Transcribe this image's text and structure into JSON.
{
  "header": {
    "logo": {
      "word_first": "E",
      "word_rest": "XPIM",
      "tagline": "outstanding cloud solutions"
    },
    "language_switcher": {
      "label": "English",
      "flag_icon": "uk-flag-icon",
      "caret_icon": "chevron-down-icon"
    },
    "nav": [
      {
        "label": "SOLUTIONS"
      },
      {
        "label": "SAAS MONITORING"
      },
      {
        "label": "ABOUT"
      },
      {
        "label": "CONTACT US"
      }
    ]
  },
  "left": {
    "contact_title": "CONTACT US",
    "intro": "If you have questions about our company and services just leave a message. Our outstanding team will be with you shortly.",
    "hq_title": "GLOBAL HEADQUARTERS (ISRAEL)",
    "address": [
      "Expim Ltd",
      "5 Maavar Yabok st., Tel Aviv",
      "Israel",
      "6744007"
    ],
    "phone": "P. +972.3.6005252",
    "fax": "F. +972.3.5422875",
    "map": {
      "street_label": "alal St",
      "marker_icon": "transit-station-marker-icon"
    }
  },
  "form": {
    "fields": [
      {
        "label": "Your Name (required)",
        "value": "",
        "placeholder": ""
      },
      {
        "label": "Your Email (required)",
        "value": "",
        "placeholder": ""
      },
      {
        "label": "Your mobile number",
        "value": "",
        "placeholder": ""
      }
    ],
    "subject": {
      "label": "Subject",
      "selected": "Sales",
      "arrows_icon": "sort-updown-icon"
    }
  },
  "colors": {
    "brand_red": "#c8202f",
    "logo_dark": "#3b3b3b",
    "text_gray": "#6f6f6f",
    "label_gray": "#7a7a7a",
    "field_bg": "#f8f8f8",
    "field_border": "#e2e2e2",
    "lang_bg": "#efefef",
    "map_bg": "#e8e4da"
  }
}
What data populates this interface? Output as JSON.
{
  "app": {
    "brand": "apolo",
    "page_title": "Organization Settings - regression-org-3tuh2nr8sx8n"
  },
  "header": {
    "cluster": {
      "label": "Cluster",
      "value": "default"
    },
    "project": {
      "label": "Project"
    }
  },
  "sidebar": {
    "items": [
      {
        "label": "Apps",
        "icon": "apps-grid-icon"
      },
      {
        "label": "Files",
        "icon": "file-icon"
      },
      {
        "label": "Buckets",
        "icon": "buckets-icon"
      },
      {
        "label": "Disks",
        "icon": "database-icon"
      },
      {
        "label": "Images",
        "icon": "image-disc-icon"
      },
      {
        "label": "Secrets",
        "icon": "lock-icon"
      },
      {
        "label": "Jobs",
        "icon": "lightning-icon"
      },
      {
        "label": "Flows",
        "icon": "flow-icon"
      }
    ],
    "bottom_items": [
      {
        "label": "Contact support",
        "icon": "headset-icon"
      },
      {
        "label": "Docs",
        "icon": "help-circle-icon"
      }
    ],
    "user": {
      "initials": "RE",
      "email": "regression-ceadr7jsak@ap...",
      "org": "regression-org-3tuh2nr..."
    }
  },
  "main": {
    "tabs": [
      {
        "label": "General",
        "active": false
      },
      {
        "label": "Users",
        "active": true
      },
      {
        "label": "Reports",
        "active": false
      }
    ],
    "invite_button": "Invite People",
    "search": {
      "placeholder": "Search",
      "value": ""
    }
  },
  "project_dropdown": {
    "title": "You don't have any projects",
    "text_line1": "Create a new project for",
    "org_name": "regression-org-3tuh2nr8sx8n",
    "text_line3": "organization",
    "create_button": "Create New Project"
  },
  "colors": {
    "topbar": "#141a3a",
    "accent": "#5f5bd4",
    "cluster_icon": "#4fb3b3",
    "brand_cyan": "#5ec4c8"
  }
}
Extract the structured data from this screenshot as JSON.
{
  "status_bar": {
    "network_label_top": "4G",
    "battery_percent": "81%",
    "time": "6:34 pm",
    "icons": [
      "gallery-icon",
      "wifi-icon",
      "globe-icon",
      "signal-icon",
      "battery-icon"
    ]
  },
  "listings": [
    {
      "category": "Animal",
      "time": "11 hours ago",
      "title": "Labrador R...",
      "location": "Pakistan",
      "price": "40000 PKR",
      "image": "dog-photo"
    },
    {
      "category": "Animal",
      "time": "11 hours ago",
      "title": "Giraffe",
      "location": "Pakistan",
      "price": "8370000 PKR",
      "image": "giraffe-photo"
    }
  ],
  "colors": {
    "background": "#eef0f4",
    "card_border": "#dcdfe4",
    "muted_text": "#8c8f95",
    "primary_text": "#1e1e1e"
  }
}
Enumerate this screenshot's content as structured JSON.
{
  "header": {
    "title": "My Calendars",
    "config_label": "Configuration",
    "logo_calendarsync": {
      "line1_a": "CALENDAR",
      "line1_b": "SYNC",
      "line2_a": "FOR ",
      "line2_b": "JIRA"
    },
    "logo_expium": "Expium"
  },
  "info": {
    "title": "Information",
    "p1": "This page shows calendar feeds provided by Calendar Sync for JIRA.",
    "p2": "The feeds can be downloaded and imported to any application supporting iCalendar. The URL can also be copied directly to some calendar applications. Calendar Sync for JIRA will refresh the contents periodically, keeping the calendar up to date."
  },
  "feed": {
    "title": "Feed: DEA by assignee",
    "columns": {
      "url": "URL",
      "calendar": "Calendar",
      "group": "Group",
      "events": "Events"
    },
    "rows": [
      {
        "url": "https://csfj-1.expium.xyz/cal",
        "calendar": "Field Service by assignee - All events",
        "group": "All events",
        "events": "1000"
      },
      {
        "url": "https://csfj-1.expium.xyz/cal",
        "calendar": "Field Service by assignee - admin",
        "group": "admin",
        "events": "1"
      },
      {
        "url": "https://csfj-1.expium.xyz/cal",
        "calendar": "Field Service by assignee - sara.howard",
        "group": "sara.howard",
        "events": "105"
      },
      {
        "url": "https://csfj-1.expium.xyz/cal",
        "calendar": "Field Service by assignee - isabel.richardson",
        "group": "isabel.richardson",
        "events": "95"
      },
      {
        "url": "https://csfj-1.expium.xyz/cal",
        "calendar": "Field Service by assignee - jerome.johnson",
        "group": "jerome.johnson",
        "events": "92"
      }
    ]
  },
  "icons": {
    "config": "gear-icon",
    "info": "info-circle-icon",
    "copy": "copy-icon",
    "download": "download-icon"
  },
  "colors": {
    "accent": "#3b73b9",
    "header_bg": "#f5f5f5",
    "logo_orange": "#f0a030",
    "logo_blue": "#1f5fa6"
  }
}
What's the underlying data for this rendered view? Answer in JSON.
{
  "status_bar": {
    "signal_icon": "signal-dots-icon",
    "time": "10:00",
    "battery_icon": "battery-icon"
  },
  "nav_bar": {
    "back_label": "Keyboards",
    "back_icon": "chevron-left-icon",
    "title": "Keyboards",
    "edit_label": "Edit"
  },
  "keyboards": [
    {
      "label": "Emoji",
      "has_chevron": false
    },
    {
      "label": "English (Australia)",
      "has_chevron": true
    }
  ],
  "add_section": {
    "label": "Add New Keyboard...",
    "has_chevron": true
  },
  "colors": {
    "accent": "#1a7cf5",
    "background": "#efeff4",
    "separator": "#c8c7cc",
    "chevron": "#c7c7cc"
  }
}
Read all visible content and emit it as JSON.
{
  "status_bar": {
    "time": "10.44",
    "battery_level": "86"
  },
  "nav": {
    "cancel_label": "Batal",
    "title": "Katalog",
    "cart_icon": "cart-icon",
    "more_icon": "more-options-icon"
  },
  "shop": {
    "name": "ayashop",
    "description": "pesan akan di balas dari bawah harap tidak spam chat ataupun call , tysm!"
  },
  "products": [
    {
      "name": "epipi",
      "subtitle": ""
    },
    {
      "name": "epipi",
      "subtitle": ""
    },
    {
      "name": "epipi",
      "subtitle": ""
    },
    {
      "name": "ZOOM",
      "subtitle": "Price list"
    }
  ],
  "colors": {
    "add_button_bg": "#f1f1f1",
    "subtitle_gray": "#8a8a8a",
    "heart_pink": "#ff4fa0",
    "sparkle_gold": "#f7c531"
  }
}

## OBJECTIVE
From the entries above, copy every line where the word "signal" shows up.

## FINISHED TASK
      "signal-icon",
    "signal_icon": "signal-dots-icon",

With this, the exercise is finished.